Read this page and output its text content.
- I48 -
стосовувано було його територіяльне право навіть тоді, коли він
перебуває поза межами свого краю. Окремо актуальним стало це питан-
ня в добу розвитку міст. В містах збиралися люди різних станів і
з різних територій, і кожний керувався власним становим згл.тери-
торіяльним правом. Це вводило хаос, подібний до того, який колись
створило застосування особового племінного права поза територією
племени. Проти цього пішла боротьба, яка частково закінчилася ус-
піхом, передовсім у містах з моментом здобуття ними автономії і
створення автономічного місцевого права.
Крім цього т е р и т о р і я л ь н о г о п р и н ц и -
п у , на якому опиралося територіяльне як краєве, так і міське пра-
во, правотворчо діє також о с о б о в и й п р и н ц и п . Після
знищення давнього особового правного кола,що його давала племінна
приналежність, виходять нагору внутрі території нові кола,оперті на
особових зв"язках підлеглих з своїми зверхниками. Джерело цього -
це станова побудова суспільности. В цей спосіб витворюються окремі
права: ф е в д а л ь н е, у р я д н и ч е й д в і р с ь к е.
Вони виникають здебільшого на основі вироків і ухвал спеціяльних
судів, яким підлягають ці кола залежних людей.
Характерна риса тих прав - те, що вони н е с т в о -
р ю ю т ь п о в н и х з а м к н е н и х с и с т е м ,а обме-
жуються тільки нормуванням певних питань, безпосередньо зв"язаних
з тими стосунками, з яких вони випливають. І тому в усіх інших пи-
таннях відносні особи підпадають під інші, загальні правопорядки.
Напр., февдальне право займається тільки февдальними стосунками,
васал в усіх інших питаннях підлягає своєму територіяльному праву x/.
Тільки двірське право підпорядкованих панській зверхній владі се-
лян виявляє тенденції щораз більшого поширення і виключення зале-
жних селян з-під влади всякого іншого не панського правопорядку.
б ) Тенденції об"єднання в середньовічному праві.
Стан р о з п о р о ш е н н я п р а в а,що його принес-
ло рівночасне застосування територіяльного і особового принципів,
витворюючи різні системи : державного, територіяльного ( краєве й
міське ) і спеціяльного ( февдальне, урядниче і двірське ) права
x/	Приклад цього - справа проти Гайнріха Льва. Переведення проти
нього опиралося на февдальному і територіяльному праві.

● **What needs to be done**: Repeat every record, exactly as written.

● **Expected answer**:
Read this page and output its text content.
- I48 -
стосовувано було його територіяльне право навіть тоді, коли він
перебуває поза межами свого краю. Окремо актуальним стало це питан-
ня в добу розвитку міст. В містах збиралися люди різних станів і
з різних територій, і кожний керувався власним становим згл.тери-
торіяльним правом. Це вводило хаос, подібний до того, який колись
створило застосування особового племінного права поза територією
племени. Проти цього пішла боротьба, яка частково закінчилася ус-
піхом, передовсім у містах з моментом здобуття ними автономії і
створення автономічного місцевого права.
Крім цього т е р и т о р і я л ь н о г о п р и н ц и -
п у , на якому опиралося територіяльне як краєве, так і міське пра-
во, правотворчо діє також о с о б о в и й п р и н ц и п . Після
знищення давнього особового правного кола,що його давала племінна
приналежність, виходять нагору внутрі території нові кола,оперті на
особових зв"язках підлеглих з своїми зверхниками. Джерело цього -
це станова побудова суспільности. В цей спосіб витворюються окремі
права: ф е в д а л ь н е, у р я д н и ч е й д в і р с ь к е.
Вони виникають здебільшого на основі вироків і ухвал спеціяльних
судів, яким підлягають ці кола залежних людей.
Характерна риса тих прав - те, що вони н е с т в о -
р ю ю т ь п о в н и х з а м к н е н и х с и с т е м ,а обме-
жуються тільки нормуванням певних питань, безпосередньо зв"язаних
з тими стосунками, з яких вони випливають. І тому в усіх інших пи-
таннях відносні особи підпадають під інші, загальні правопорядки.
Напр., февдальне право займається тільки февдальними стосунками,
васал в усіх інших питаннях підлягає своєму територіяльному праву x/.
Тільки двірське право підпорядкованих панській зверхній владі се-
лян виявляє тенденції щораз більшого поширення і виключення зале-
жних селян з-під влади всякого іншого не панського правопорядку.
б ) Тенденції об"єднання в середньовічному праві.
Стан р о з п о р о ш е н н я п р а в а,що його принес-
ло рівночасне застосування територіяльного і особового принципів,
витворюючи різні системи : державного, територіяльного ( краєве й
міське ) і спеціяльного ( февдальне, урядниче і двірське ) права
x/	Приклад цього - справа проти Гайнріха Льва. Переведення проти
нього опиралося на февдальному і територіяльному праві.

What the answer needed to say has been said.